- THE EXERCISE: Rewrite the rows from the line with "annotate this image: element" up to and including the line with "watermark-text: AUTOMOTOHUB <box>472", putting "bounding box" in place of "bbox" and leaving everything else unchanged.

- SUPPLIED RECORDS:
★ ★ ★

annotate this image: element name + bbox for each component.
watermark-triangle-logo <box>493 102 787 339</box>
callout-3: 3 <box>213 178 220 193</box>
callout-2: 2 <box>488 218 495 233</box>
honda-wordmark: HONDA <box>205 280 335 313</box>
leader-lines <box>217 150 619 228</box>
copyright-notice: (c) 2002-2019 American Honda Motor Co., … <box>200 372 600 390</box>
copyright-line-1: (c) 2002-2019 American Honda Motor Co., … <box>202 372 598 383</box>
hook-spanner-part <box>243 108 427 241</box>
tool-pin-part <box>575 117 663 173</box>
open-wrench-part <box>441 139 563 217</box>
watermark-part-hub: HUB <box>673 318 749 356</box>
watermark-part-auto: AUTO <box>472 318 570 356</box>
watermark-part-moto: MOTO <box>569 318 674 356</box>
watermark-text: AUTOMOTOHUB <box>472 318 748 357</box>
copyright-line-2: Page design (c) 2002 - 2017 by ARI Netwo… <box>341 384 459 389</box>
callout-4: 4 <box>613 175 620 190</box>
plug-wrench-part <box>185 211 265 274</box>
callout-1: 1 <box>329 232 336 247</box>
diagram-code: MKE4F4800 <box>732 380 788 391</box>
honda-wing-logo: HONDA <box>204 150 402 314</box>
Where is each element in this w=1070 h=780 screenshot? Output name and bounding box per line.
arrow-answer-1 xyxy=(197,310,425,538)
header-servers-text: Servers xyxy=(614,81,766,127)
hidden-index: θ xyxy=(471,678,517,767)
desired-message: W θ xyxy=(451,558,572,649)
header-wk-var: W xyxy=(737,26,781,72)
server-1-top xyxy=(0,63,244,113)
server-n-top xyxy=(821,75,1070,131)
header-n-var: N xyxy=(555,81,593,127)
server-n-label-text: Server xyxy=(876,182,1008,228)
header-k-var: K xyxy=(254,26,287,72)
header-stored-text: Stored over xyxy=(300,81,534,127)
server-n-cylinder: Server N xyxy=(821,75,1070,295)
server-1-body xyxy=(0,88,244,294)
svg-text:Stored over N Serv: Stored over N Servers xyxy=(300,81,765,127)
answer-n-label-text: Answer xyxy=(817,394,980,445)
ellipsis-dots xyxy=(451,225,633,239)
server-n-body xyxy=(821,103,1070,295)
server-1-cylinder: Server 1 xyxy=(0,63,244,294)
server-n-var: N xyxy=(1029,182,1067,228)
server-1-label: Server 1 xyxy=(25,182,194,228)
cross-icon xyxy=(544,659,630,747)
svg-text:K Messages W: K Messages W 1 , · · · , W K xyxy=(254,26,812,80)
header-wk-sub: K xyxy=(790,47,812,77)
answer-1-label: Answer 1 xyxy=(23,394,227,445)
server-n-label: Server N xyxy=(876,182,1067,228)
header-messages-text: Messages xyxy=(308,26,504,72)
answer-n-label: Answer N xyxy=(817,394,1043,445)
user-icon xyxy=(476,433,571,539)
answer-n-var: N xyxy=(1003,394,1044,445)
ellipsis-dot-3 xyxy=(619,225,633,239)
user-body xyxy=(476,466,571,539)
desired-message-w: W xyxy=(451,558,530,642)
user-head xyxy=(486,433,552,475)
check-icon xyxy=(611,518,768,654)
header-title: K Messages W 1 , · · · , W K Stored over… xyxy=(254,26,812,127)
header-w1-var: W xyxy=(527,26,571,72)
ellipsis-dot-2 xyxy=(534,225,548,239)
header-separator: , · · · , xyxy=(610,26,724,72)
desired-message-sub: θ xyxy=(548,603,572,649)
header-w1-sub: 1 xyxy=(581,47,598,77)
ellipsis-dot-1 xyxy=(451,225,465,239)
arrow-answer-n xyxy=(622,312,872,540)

★ ★ ★

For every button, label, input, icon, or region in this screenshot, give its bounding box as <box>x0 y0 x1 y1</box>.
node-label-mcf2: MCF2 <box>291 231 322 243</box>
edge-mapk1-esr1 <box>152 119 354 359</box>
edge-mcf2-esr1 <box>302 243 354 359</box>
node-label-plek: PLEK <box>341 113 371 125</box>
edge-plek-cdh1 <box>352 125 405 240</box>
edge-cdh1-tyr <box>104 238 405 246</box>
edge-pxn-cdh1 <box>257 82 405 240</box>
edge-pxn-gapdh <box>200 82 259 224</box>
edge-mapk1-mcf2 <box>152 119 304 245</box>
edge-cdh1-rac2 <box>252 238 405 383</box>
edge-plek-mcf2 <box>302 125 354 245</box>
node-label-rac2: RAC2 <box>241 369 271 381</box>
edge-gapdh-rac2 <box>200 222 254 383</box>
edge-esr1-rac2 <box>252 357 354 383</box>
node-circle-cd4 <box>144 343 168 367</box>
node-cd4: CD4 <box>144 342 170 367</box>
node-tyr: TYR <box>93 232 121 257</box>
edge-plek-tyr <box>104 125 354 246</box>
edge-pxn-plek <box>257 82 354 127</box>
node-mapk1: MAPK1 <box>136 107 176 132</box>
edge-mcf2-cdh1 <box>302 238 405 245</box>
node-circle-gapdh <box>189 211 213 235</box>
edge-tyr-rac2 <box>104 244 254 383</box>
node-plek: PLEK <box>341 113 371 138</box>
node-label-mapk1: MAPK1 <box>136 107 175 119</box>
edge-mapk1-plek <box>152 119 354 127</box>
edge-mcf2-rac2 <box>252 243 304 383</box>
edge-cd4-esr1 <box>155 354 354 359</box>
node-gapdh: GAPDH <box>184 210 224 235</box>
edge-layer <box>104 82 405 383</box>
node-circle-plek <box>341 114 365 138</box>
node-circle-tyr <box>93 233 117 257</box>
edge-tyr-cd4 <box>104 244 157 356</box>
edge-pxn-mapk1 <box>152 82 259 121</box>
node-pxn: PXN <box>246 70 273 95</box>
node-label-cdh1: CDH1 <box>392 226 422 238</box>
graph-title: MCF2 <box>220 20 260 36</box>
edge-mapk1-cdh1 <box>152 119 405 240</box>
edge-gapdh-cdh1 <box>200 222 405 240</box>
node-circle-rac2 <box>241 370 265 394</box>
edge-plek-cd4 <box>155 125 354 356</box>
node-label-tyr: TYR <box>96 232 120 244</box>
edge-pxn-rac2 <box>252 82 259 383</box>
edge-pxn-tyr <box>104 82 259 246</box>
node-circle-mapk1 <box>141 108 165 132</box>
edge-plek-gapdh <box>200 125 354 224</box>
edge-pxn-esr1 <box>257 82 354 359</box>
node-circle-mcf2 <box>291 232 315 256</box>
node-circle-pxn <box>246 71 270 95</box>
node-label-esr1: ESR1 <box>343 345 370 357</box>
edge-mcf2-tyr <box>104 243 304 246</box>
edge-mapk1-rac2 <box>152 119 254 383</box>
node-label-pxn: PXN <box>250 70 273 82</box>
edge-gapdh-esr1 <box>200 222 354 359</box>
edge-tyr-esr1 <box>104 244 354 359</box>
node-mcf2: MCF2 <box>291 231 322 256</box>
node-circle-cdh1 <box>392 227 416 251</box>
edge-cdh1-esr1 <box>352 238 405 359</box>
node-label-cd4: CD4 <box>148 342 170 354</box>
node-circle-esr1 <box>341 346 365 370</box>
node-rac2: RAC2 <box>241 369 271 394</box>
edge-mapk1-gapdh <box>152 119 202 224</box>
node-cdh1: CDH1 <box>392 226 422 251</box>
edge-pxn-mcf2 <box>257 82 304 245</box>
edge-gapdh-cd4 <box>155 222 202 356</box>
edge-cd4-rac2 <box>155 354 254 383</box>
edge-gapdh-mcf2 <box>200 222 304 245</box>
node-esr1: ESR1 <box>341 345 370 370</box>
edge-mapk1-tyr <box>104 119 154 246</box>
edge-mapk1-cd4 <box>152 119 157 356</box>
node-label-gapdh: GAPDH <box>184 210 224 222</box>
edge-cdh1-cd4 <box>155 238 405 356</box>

★ ★ ★

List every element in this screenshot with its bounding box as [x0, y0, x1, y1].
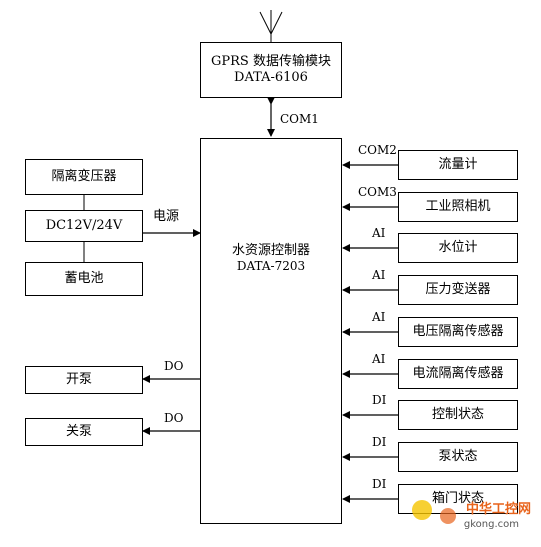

★ ★ ★

- EXERCISE SOLUTION:
annotate this image: element name + bounding box for each component.
watermark-triangle-logo <box>493 102 787 339</box>
callout-3: 3 <box>213 178 220 193</box>
callout-2: 2 <box>488 218 495 233</box>
honda-wordmark: HONDA <box>205 280 335 313</box>
leader-lines <box>217 150 619 228</box>
copyright-notice: (c) 2002-2019 American Honda Motor Co., … <box>200 372 600 390</box>
copyright-line-1: (c) 2002-2019 American Honda Motor Co., … <box>202 372 598 383</box>
hook-spanner-part <box>243 108 427 241</box>
tool-pin-part <box>575 117 663 173</box>
open-wrench-part <box>441 139 563 217</box>
watermark-part-hub: HUB <box>673 318 749 356</box>
watermark-part-auto: AUTO <box>472 318 570 356</box>
watermark-part-moto: MOTO <box>569 318 674 356</box>
watermark-text: AUTOMOTOHUB <box>472 318 748 357</box>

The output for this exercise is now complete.